Some records

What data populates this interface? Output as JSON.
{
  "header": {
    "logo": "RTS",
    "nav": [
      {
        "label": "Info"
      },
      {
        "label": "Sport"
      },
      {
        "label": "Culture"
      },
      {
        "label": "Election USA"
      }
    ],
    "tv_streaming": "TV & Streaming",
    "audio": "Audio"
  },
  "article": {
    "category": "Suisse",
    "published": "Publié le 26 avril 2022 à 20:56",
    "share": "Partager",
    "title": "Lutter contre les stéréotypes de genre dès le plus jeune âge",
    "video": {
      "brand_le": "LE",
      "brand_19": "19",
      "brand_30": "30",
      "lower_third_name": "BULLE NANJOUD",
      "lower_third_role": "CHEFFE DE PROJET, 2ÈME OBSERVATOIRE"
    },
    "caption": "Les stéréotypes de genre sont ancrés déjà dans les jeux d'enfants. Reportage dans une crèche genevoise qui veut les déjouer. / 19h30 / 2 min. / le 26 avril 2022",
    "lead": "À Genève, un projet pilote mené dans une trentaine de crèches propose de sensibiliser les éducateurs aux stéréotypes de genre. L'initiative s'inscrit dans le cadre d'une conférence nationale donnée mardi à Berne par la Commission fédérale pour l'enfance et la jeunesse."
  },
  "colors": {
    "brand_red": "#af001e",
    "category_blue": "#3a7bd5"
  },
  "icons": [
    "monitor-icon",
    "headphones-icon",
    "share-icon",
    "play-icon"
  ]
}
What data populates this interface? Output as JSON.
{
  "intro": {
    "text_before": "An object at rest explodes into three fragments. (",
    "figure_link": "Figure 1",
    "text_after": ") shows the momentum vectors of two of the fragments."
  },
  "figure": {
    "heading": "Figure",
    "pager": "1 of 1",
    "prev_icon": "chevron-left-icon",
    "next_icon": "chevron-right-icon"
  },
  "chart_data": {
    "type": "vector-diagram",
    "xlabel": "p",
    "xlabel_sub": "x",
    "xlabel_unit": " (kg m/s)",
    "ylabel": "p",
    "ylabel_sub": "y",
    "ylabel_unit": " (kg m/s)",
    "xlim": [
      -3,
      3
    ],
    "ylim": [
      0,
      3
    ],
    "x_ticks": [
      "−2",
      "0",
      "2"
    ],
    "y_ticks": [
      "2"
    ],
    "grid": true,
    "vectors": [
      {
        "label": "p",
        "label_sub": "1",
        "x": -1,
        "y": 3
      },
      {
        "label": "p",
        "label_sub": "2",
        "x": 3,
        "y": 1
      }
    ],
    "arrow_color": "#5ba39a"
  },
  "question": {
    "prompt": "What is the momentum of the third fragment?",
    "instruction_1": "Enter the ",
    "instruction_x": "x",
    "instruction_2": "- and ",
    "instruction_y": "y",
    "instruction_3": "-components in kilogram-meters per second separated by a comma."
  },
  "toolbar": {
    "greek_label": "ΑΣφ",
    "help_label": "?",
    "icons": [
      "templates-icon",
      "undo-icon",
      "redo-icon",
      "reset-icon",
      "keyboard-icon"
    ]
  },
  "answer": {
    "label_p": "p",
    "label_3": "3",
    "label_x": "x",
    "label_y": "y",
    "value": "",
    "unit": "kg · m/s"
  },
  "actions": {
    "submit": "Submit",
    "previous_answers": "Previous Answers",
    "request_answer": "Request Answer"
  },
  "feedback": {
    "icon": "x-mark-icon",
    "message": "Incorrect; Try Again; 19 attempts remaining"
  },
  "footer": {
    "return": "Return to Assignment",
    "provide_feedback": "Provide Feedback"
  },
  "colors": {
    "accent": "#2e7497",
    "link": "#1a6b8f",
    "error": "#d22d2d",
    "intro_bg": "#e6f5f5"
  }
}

## REQUEST
Print out the whole listing exactly as it appears.

## FINISHED TASK
What data populates this interface? Output as JSON.
{
  "header": {
    "logo": "RTS",
    "nav": [
      {
        "label": "Info"
      },
      {
        "label": "Sport"
      },
      {
        "label": "Culture"
      },
      {
        "label": "Election USA"
      }
    ],
    "tv_streaming": "TV & Streaming",
    "audio": "Audio"
  },
  "article": {
    "category": "Suisse",
    "published": "Publié le 26 avril 2022 à 20:56",
    "share": "Partager",
    "title": "Lutter contre les stéréotypes de genre dès le plus jeune âge",
    "video": {
      "brand_le": "LE",
      "brand_19": "19",
      "brand_30": "30",
      "lower_third_name": "BULLE NANJOUD",
      "lower_third_role": "CHEFFE DE PROJET, 2ÈME OBSERVATOIRE"
    },
    "caption": "Les stéréotypes de genre sont ancrés déjà dans les jeux d'enfants. Reportage dans une crèche genevoise qui veut les déjouer. / 19h30 / 2 min. / le 26 avril 2022",
    "lead": "À Genève, un projet pilote mené dans une trentaine de crèches propose de sensibiliser les éducateurs aux stéréotypes de genre. L'initiative s'inscrit dans le cadre d'une conférence nationale donnée mardi à Berne par la Commission fédérale pour l'enfance et la jeunesse."
  },
  "colors": {
    "brand_red": "#af001e",
    "category_blue": "#3a7bd5"
  },
  "icons": [
    "monitor-icon",
    "headphones-icon",
    "share-icon",
    "play-icon"
  ]
}
What data populates this interface? Output as JSON.
{
  "intro": {
    "text_before": "An object at rest explodes into three fragments. (",
    "figure_link": "Figure 1",
    "text_after": ") shows the momentum vectors of two of the fragments."
  },
  "figure": {
    "heading": "Figure",
    "pager": "1 of 1",
    "prev_icon": "chevron-left-icon",
    "next_icon": "chevron-right-icon"
  },
  "chart_data": {
    "type": "vector-diagram",
    "xlabel": "p",
    "xlabel_sub": "x",
    "xlabel_unit": " (kg m/s)",
    "ylabel": "p",
    "ylabel_sub": "y",
    "ylabel_unit": " (kg m/s)",
    "xlim": [
      -3,
      3
    ],
    "ylim": [
      0,
      3
    ],
    "x_ticks": [
      "−2",
      "0",
      "2"
    ],
    "y_ticks": [
      "2"
    ],
    "grid": true,
    "vectors": [
      {
        "label": "p",
        "label_sub": "1",
        "x": -1,
        "y": 3
      },
      {
        "label": "p",
        "label_sub": "2",
        "x": 3,
        "y": 1
      }
    ],
    "arrow_color": "#5ba39a"
  },
  "question": {
    "prompt": "What is the momentum of the third fragment?",
    "instruction_1": "Enter the ",
    "instruction_x": "x",
    "instruction_2": "- and ",
    "instruction_y": "y",
    "instruction_3": "-components in kilogram-meters per second separated by a comma."
  },
  "toolbar": {
    "greek_label": "ΑΣφ",
    "help_label": "?",
    "icons": [
      "templates-icon",
      "undo-icon",
      "redo-icon",
      "reset-icon",
      "keyboard-icon"
    ]
  },
  "answer": {
    "label_p": "p",
    "label_3": "3",
    "label_x": "x",
    "label_y": "y",
    "value": "",
    "unit": "kg · m/s"
  },
  "actions": {
    "submit": "Submit",
    "previous_answers": "Previous Answers",
    "request_answer": "Request Answer"
  },
  "feedback": {
    "icon": "x-mark-icon",
    "message": "Incorrect; Try Again; 19 attempts remaining"
  },
  "footer": {
    "return": "Return to Assignment",
    "provide_feedback": "Provide Feedback"
  },
  "colors": {
    "accent": "#2e7497",
    "link": "#1a6b8f",
    "error": "#d22d2d",
    "intro_bg": "#e6f5f5"
  }
}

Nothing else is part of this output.